── Given data ──

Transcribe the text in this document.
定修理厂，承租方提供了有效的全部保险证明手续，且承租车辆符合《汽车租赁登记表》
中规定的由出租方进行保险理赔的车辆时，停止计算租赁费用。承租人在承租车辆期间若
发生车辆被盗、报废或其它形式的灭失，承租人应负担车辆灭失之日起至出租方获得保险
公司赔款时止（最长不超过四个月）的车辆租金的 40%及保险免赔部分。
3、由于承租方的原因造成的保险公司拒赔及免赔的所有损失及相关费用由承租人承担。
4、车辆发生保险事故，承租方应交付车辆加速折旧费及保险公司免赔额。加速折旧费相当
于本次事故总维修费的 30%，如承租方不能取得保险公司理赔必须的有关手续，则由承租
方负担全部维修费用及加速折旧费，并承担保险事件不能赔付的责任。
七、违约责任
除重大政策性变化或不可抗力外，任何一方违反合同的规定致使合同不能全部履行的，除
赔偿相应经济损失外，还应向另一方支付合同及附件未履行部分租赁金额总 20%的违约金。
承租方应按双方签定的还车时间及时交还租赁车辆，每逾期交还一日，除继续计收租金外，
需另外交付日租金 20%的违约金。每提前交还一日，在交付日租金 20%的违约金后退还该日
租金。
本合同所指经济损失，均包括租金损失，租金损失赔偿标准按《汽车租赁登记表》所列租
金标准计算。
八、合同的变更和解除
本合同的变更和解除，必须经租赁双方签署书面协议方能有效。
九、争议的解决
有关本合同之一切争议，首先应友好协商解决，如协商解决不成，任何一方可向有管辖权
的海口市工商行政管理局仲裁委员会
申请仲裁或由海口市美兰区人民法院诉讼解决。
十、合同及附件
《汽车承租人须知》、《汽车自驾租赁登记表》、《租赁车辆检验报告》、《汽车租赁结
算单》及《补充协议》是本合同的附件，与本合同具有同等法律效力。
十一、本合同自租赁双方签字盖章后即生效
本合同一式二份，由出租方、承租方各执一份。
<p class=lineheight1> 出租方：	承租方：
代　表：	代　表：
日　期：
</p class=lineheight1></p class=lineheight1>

───

- **Exercise prompt**: Reproduce the listing above verbatim, from first line to last.

- **Output for this exercise**:
Transcribe the text in this document.
定修理厂，承租方提供了有效的全部保险证明手续，且承租车辆符合《汽车租赁登记表》
中规定的由出租方进行保险理赔的车辆时，停止计算租赁费用。承租人在承租车辆期间若
发生车辆被盗、报废或其它形式的灭失，承租人应负担车辆灭失之日起至出租方获得保险
公司赔款时止（最长不超过四个月）的车辆租金的 40%及保险免赔部分。
3、由于承租方的原因造成的保险公司拒赔及免赔的所有损失及相关费用由承租人承担。
4、车辆发生保险事故，承租方应交付车辆加速折旧费及保险公司免赔额。加速折旧费相当
于本次事故总维修费的 30%，如承租方不能取得保险公司理赔必须的有关手续，则由承租
方负担全部维修费用及加速折旧费，并承担保险事件不能赔付的责任。
七、违约责任
除重大政策性变化或不可抗力外，任何一方违反合同的规定致使合同不能全部履行的，除
赔偿相应经济损失外，还应向另一方支付合同及附件未履行部分租赁金额总 20%的违约金。
承租方应按双方签定的还车时间及时交还租赁车辆，每逾期交还一日，除继续计收租金外，
需另外交付日租金 20%的违约金。每提前交还一日，在交付日租金 20%的违约金后退还该日
租金。
本合同所指经济损失，均包括租金损失，租金损失赔偿标准按《汽车租赁登记表》所列租
金标准计算。
八、合同的变更和解除
本合同的变更和解除，必须经租赁双方签署书面协议方能有效。
九、争议的解决
有关本合同之一切争议，首先应友好协商解决，如协商解决不成，任何一方可向有管辖权
的海口市工商行政管理局仲裁委员会
申请仲裁或由海口市美兰区人民法院诉讼解决。
十、合同及附件
《汽车承租人须知》、《汽车自驾租赁登记表》、《租赁车辆检验报告》、《汽车租赁结
算单》及《补充协议》是本合同的附件，与本合同具有同等法律效力。
十一、本合同自租赁双方签字盖章后即生效
本合同一式二份，由出租方、承租方各执一份。
<p class=lineheight1> 出租方：	承租方：
代　表：	代　表：
日　期：
</p class=lineheight1></p class=lineheight1>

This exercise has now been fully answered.